*Exercise prompt:* Using the entries that follow, collect the lines where the word "true" appears.

*Data shown:*
:::

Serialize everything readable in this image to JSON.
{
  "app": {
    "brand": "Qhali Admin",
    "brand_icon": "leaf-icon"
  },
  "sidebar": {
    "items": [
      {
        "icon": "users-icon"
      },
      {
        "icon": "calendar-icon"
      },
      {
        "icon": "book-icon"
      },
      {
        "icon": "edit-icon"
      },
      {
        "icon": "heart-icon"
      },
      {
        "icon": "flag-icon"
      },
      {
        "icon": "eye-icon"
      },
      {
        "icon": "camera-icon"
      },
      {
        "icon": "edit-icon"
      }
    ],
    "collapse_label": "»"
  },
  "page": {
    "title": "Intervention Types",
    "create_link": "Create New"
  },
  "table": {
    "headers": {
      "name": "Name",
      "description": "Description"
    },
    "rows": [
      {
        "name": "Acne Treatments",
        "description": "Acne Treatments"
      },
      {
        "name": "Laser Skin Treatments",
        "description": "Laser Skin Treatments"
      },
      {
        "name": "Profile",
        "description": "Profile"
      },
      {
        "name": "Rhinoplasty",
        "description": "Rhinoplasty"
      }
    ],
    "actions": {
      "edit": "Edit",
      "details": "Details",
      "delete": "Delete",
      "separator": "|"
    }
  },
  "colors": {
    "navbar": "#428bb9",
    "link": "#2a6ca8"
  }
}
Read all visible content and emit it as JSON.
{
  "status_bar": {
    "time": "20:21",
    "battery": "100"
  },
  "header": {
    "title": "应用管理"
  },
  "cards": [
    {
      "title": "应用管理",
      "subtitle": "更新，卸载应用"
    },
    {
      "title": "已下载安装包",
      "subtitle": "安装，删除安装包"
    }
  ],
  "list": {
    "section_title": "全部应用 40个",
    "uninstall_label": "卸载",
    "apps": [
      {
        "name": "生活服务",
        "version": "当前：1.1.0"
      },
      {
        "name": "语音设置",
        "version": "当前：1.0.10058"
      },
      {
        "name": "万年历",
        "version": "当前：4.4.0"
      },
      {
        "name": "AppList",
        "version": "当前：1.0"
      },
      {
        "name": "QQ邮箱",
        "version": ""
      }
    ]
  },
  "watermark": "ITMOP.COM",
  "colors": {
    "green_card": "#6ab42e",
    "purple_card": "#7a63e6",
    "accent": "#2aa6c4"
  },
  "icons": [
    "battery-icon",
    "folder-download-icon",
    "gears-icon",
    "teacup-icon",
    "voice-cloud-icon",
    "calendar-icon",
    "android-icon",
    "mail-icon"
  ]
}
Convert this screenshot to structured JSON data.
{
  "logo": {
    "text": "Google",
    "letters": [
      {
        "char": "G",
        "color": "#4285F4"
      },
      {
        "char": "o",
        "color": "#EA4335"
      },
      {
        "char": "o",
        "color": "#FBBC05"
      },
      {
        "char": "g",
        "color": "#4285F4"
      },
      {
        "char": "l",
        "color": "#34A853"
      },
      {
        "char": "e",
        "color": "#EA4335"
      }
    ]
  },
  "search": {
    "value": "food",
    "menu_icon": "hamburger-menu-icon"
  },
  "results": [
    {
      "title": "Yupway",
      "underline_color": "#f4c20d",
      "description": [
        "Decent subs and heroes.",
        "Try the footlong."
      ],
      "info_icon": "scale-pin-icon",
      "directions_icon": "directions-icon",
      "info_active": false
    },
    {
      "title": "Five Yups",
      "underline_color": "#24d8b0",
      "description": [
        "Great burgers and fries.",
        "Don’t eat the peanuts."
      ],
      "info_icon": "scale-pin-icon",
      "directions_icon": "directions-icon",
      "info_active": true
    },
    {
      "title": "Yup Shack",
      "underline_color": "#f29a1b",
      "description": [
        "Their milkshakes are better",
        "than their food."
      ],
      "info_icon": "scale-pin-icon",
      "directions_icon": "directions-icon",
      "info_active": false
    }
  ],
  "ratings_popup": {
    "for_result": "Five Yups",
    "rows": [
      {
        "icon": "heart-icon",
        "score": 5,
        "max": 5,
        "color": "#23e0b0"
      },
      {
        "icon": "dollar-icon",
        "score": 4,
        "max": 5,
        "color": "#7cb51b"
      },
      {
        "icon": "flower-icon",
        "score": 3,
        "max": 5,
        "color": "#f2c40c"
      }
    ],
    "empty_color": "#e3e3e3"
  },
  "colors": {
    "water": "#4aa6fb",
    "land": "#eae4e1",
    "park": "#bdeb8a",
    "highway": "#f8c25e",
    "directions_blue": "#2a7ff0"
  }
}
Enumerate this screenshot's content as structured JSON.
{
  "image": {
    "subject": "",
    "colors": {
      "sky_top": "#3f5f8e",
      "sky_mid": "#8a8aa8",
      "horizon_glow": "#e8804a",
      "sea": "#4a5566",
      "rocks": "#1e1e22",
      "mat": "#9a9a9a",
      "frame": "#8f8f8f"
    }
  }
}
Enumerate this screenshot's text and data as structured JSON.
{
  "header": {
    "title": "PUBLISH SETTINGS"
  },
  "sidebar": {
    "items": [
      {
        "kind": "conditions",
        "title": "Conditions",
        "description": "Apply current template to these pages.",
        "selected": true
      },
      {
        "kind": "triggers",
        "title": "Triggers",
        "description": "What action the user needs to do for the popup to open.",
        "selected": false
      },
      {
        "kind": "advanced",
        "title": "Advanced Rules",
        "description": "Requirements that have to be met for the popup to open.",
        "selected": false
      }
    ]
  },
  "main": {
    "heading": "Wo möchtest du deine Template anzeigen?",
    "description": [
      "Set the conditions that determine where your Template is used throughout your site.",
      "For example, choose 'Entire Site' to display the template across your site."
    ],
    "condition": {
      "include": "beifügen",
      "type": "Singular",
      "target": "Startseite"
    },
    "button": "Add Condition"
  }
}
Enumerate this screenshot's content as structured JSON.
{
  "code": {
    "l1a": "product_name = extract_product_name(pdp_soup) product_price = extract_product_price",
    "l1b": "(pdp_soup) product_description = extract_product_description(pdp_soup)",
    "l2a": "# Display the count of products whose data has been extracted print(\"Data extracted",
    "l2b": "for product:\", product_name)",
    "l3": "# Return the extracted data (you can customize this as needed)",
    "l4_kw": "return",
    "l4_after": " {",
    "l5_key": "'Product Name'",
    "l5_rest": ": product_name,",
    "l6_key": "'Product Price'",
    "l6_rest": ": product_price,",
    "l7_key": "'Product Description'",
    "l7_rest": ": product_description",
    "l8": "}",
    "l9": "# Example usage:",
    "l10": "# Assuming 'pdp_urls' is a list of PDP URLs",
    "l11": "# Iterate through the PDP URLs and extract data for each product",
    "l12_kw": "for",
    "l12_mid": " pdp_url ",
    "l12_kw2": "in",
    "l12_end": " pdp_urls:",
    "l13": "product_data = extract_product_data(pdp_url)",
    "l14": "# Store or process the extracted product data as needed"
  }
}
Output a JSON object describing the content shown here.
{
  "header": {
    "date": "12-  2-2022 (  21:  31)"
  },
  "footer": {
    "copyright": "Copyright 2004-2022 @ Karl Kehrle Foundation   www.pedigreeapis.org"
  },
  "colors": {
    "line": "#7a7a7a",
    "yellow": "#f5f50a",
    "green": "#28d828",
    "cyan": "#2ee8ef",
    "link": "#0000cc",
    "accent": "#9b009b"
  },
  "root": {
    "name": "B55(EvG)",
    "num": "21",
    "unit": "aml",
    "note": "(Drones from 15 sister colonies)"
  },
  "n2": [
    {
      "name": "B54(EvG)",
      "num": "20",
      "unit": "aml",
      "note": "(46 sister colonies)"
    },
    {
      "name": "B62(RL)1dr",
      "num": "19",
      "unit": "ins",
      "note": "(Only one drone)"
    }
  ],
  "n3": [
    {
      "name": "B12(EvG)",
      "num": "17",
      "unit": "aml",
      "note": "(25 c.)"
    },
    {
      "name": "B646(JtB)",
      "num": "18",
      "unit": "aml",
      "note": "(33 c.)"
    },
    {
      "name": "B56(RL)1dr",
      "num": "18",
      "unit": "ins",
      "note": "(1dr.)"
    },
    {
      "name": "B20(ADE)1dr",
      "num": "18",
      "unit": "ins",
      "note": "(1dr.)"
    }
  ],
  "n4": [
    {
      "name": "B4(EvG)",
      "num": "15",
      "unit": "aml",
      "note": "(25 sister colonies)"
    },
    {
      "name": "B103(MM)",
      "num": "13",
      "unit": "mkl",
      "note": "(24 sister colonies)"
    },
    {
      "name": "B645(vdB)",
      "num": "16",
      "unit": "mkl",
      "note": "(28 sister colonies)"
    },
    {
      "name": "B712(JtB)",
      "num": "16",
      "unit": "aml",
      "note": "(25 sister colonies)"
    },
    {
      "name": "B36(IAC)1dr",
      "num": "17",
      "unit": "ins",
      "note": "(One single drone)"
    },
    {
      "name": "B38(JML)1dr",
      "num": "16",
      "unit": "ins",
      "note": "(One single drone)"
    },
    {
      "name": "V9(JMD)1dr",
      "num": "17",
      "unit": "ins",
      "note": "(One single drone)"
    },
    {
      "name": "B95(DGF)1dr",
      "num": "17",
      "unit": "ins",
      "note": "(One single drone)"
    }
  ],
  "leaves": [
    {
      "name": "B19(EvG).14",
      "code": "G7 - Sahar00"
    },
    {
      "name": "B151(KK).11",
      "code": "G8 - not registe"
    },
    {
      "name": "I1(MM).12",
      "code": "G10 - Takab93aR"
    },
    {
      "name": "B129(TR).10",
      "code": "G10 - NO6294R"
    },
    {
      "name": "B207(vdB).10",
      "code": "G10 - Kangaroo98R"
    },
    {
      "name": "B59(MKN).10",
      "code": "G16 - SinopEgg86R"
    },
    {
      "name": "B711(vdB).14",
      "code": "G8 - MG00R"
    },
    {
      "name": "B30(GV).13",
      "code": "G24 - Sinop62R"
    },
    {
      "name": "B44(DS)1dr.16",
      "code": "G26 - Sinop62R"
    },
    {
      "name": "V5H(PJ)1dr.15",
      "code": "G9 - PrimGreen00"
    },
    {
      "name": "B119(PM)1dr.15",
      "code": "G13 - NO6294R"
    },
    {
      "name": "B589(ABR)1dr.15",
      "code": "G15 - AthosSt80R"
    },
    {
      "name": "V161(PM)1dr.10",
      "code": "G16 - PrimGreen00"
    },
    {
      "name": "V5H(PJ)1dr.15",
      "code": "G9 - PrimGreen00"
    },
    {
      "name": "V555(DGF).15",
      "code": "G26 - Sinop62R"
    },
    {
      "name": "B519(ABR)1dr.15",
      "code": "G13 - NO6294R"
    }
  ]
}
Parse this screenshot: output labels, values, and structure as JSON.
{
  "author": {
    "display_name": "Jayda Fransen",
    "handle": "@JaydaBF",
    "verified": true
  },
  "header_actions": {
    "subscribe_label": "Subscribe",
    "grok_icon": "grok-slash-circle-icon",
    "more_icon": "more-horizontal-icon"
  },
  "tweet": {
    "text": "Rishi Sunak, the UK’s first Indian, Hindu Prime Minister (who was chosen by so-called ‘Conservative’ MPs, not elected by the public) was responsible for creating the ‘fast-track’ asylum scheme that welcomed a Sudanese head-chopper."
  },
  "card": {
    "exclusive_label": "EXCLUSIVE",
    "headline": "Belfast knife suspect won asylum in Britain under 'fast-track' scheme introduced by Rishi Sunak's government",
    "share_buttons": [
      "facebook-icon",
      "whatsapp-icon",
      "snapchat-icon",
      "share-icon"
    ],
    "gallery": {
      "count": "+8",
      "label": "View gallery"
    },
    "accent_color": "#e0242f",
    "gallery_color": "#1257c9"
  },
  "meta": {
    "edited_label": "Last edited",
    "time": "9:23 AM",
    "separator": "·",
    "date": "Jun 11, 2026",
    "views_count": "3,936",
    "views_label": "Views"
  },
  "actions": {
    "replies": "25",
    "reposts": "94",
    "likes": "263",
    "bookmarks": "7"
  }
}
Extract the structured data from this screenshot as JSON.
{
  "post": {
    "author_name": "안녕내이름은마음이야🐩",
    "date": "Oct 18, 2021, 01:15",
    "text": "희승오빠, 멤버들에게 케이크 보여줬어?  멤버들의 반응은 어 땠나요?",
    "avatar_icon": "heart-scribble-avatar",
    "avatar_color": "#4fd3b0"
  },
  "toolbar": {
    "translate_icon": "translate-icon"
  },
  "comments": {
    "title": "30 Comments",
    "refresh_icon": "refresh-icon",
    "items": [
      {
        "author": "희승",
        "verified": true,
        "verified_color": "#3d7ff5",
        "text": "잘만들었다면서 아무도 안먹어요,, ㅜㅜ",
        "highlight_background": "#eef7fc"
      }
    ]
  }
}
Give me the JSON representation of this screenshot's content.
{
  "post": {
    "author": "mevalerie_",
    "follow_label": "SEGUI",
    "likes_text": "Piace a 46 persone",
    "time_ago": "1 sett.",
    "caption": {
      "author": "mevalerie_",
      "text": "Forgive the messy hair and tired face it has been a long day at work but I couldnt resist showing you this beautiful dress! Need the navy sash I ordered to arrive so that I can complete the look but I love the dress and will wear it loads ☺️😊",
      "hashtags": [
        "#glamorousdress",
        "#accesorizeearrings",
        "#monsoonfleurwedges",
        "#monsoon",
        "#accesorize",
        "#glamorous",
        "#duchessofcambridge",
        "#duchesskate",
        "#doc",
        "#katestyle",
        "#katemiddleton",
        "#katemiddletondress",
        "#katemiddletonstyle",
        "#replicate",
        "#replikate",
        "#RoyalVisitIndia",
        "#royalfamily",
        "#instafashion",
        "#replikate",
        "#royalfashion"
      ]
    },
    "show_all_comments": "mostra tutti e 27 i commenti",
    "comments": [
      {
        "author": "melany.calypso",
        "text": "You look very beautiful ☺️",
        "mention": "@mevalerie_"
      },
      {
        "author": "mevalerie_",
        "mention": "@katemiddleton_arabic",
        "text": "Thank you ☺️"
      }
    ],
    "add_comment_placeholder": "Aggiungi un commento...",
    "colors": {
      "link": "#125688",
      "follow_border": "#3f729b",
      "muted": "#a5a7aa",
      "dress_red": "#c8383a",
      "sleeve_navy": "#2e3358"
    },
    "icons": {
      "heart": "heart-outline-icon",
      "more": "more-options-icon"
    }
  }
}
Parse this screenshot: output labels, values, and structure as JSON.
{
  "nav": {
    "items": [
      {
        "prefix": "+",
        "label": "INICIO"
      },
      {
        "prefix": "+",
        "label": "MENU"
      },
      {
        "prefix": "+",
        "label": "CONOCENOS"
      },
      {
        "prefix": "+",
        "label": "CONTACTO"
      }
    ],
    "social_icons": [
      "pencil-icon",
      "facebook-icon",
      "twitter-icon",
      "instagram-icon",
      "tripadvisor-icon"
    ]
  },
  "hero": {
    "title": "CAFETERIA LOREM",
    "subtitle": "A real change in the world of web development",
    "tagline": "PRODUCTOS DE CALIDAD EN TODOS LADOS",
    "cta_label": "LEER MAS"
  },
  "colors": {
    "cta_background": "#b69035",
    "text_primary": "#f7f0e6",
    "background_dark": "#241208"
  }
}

:::

*Exercise solution:*
      "info_active": true
        "selected": true
    "verified": true
        "verified": true,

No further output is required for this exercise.